_Your goal:_
Can you output the material exactly as written, minus any pictures it holds?

[Chart and figure data]
□ □ □

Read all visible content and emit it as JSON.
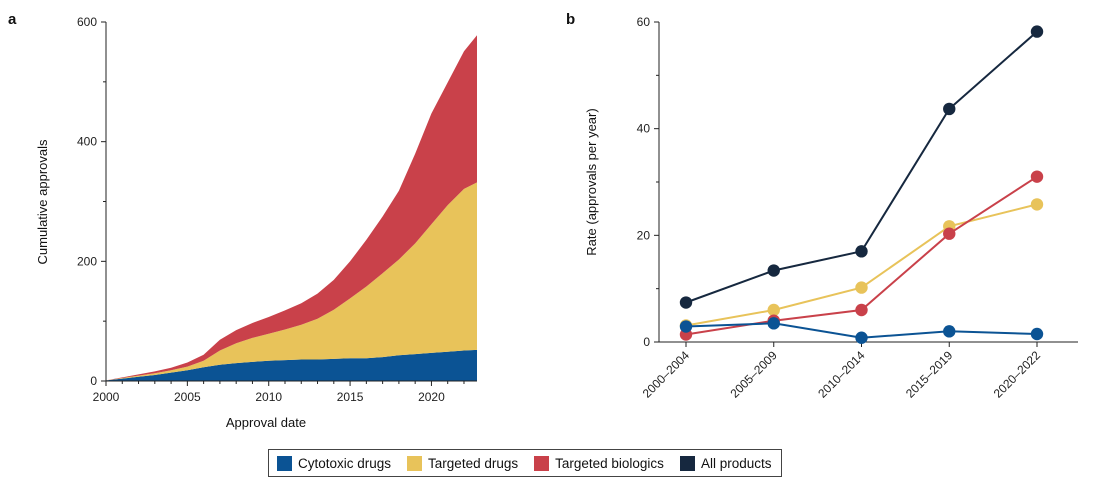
{
  "colors": {
    "cytotoxic": "#0b5394",
    "targeted_drugs": "#e8c35a",
    "targeted_biologics": "#c9414a",
    "all_products": "#16283f"
  },
  "panel_a": {
    "letter": "a"
  },
  "panel_b": {
    "letter": "b"
  },
  "legend": [
    {
      "label": "Cytotoxic drugs",
      "color_key": "cytotoxic"
    },
    {
      "label": "Targeted drugs",
      "color_key": "targeted_drugs"
    },
    {
      "label": "Targeted biologics",
      "color_key": "targeted_biologics"
    },
    {
      "label": "All products",
      "color_key": "all_products"
    }
  ],
  "chart_data": [
    {
      "type": "area",
      "stacked": true,
      "xlabel": "Approval date",
      "ylabel": "Cumulative approvals",
      "xlim": [
        2000,
        2022.8
      ],
      "ylim": [
        0,
        600
      ],
      "xticks": [
        2000,
        2005,
        2010,
        2015,
        2020
      ],
      "yticks": [
        0,
        200,
        400,
        600
      ],
      "x": [
        2000,
        2001,
        2002,
        2003,
        2004,
        2005,
        2006,
        2007,
        2008,
        2009,
        2010,
        2011,
        2012,
        2013,
        2014,
        2015,
        2016,
        2017,
        2018,
        2019,
        2020,
        2021,
        2022,
        2022.8
      ],
      "series": [
        {
          "name": "Cytotoxic drugs",
          "color_key": "cytotoxic",
          "values": [
            1,
            4,
            7,
            10,
            14,
            18,
            23,
            27,
            30,
            32,
            34,
            35,
            36,
            36,
            37,
            38,
            38,
            40,
            43,
            45,
            47,
            49,
            51,
            52
          ]
        },
        {
          "name": "Targeted drugs",
          "color_key": "targeted_drugs",
          "values": [
            0,
            1,
            2,
            3,
            4,
            6,
            11,
            24,
            33,
            40,
            45,
            51,
            58,
            68,
            82,
            100,
            120,
            140,
            160,
            185,
            215,
            245,
            270,
            280
          ]
        },
        {
          "name": "Targeted biologics",
          "color_key": "targeted_biologics",
          "values": [
            0,
            1,
            2,
            3,
            4,
            7,
            10,
            18,
            22,
            25,
            28,
            32,
            36,
            42,
            50,
            62,
            78,
            95,
            115,
            150,
            185,
            205,
            230,
            246
          ]
        }
      ]
    },
    {
      "type": "line",
      "xlabel": "",
      "ylabel": "Rate (approvals per year)",
      "ylim": [
        0,
        60
      ],
      "yticks": [
        0,
        20,
        40,
        60
      ],
      "categories": [
        "2000–2004",
        "2005–2009",
        "2010–2014",
        "2015–2019",
        "2020–2022"
      ],
      "series": [
        {
          "name": "Cytotoxic drugs",
          "color_key": "cytotoxic",
          "values": [
            2.9,
            3.5,
            0.8,
            2.0,
            1.5
          ]
        },
        {
          "name": "Targeted drugs",
          "color_key": "targeted_drugs",
          "values": [
            3.1,
            6.0,
            10.2,
            21.7,
            25.8
          ]
        },
        {
          "name": "Targeted biologics",
          "color_key": "targeted_biologics",
          "values": [
            1.4,
            4.0,
            6.0,
            20.3,
            31.0
          ]
        },
        {
          "name": "All products",
          "color_key": "all_products",
          "values": [
            7.4,
            13.4,
            17.0,
            43.7,
            58.2
          ]
        }
      ]
    }
  ]
}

□ □ □

_Task response:_
Read all visible content and emit it as JSON.
{
  "colors": {
    "cytotoxic": "#0b5394",
    "targeted_drugs": "#e8c35a",
    "targeted_biologics": "#c9414a",
    "all_products": "#16283f"
  },
  "panel_a": {
    "letter": "a"
  },
  "panel_b": {
    "letter": "b"
  },
  "legend": [
    {
      "label": "Cytotoxic drugs",
      "color_key": "cytotoxic"
    },
    {
      "label": "Targeted drugs",
      "color_key": "targeted_drugs"
    },
    {
      "label": "Targeted biologics",
      "color_key": "targeted_biologics"
    },
    {
      "label": "All products",
      "color_key": "all_products"
    }
  ],
  "chart_data": [
    {
      "type": "area",
      "stacked": true,
      "xlabel": "Approval date",
      "ylabel": "Cumulative approvals",
      "xlim": [
        2000,
        2022.8
      ],
      "ylim": [
        0,
        600
      ],
      "xticks": [
        2000,
        2005,
        2010,
        2015,
        2020
      ],
      "yticks": [
        0,
        200,
        400,
        600
      ],
      "x": [
        2000,
        2001,
        2002,
        2003,
        2004,
        2005,
        2006,
        2007,
        2008,
        2009,
        2010,
        2011,
        2012,
        2013,
        2014,
        2015,
        2016,
        2017,
        2018,
        2019,
        2020,
        2021,
        2022,
        2022.8
      ],
      "series": [
        {
          "name": "Cytotoxic drugs",
          "color_key": "cytotoxic",
          "values": [
            1,
            4,
            7,
            10,
            14,
            18,
            23,
            27,
            30,
            32,
            34,
            35,
            36,
            36,
            37,
            38,
            38,
            40,
            43,
            45,
            47,
            49,
            51,
            52
          ]
        },
        {
          "name": "Targeted drugs",
          "color_key": "targeted_drugs",
          "values": [
            0,
            1,
            2,
            3,
            4,
            6,
            11,
            24,
            33,
            40,
            45,
            51,
            58,
            68,
            82,
            100,
            120,
            140,
            160,
            185,
            215,
            245,
            270,
            280
          ]
        },
        {
          "name": "Targeted biologics",
          "color_key": "targeted_biologics",
          "values": [
            0,
            1,
            2,
            3,
            4,
            7,
            10,
            18,
            22,
            25,
            28,
            32,
            36,
            42,
            50,
            62,
            78,
            95,
            115,
            150,
            185,
            205,
            230,
            246
          ]
        }
      ]
    },
    {
      "type": "line",
      "xlabel": "",
      "ylabel": "Rate (approvals per year)",
      "ylim": [
        0,
        60
      ],
      "yticks": [
        0,
        20,
        40,
        60
      ],
      "categories": [
        "2000–2004",
        "2005–2009",
        "2010–2014",
        "2015–2019",
        "2020–2022"
      ],
      "series": [
        {
          "name": "Cytotoxic drugs",
          "color_key": "cytotoxic",
          "values": [
            2.9,
            3.5,
            0.8,
            2.0,
            1.5
          ]
        },
        {
          "name": "Targeted drugs",
          "color_key": "targeted_drugs",
          "values": [
            3.1,
            6.0,
            10.2,
            21.7,
            25.8
          ]
        },
        {
          "name": "Targeted biologics",
          "color_key": "targeted_biologics",
          "values": [
            1.4,
            4.0,
            6.0,
            20.3,
            31.0
          ]
        },
        {
          "name": "All products",
          "color_key": "all_products",
          "values": [
            7.4,
            13.4,
            17.0,
            43.7,
            58.2
          ]
        }
      ]
    }
  ]
}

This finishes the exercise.